═════ Stored rows ═════
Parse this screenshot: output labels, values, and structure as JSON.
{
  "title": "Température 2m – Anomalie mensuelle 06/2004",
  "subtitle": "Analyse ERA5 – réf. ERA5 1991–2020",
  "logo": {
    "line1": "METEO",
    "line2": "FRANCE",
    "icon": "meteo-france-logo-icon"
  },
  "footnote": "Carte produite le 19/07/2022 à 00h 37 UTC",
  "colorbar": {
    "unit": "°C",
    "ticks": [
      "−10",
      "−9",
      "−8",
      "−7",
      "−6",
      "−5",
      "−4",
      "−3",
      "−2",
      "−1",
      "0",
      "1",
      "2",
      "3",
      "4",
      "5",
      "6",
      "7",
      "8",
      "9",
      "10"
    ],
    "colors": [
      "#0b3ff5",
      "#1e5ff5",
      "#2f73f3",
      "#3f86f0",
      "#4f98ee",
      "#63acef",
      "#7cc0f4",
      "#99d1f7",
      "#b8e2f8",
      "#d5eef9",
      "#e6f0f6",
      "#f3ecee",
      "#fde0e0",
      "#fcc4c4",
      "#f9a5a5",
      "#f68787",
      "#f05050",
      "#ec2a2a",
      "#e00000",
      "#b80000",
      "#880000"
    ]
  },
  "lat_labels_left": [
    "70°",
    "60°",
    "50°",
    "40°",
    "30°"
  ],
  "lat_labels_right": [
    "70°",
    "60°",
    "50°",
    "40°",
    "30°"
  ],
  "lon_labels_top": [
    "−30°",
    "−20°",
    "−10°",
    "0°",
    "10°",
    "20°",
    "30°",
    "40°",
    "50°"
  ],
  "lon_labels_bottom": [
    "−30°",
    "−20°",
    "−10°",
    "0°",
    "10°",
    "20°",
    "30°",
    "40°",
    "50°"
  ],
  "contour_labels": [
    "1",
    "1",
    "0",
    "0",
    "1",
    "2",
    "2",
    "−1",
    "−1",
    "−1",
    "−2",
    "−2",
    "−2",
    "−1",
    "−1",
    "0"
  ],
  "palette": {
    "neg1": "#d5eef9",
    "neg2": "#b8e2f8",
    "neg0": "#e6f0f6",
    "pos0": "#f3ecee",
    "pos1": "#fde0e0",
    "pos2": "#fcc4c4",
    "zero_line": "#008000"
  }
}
═════
Repeat the records above in full, character for character.

Parse this screenshot: output labels, values, and structure as JSON.
{
  "title": "Température 2m – Anomalie mensuelle 06/2004",
  "subtitle": "Analyse ERA5 – réf. ERA5 1991–2020",
  "logo": {
    "line1": "METEO",
    "line2": "FRANCE",
    "icon": "meteo-france-logo-icon"
  },
  "footnote": "Carte produite le 19/07/2022 à 00h 37 UTC",
  "colorbar": {
    "unit": "°C",
    "ticks": [
      "−10",
      "−9",
      "−8",
      "−7",
      "−6",
      "−5",
      "−4",
      "−3",
      "−2",
      "−1",
      "0",
      "1",
      "2",
      "3",
      "4",
      "5",
      "6",
      "7",
      "8",
      "9",
      "10"
    ],
    "colors": [
      "#0b3ff5",
      "#1e5ff5",
      "#2f73f3",
      "#3f86f0",
      "#4f98ee",
      "#63acef",
      "#7cc0f4",
      "#99d1f7",
      "#b8e2f8",
      "#d5eef9",
      "#e6f0f6",
      "#f3ecee",
      "#fde0e0",
      "#fcc4c4",
      "#f9a5a5",
      "#f68787",
      "#f05050",
      "#ec2a2a",
      "#e00000",
      "#b80000",
      "#880000"
    ]
  },
  "lat_labels_left": [
    "70°",
    "60°",
    "50°",
    "40°",
    "30°"
  ],
  "lat_labels_right": [
    "70°",
    "60°",
    "50°",
    "40°",
    "30°"
  ],
  "lon_labels_top": [
    "−30°",
    "−20°",
    "−10°",
    "0°",
    "10°",
    "20°",
    "30°",
    "40°",
    "50°"
  ],
  "lon_labels_bottom": [
    "−30°",
    "−20°",
    "−10°",
    "0°",
    "10°",
    "20°",
    "30°",
    "40°",
    "50°"
  ],
  "contour_labels": [
    "1",
    "1",
    "0",
    "0",
    "1",
    "2",
    "2",
    "−1",
    "−1",
    "−1",
    "−2",
    "−2",
    "−2",
    "−1",
    "−1",
    "0"
  ],
  "palette": {
    "neg1": "#d5eef9",
    "neg2": "#b8e2f8",
    "neg0": "#e6f0f6",
    "pos0": "#f3ecee",
    "pos1": "#fde0e0",
    "pos2": "#fcc4c4",
    "zero_line": "#008000"
  }
}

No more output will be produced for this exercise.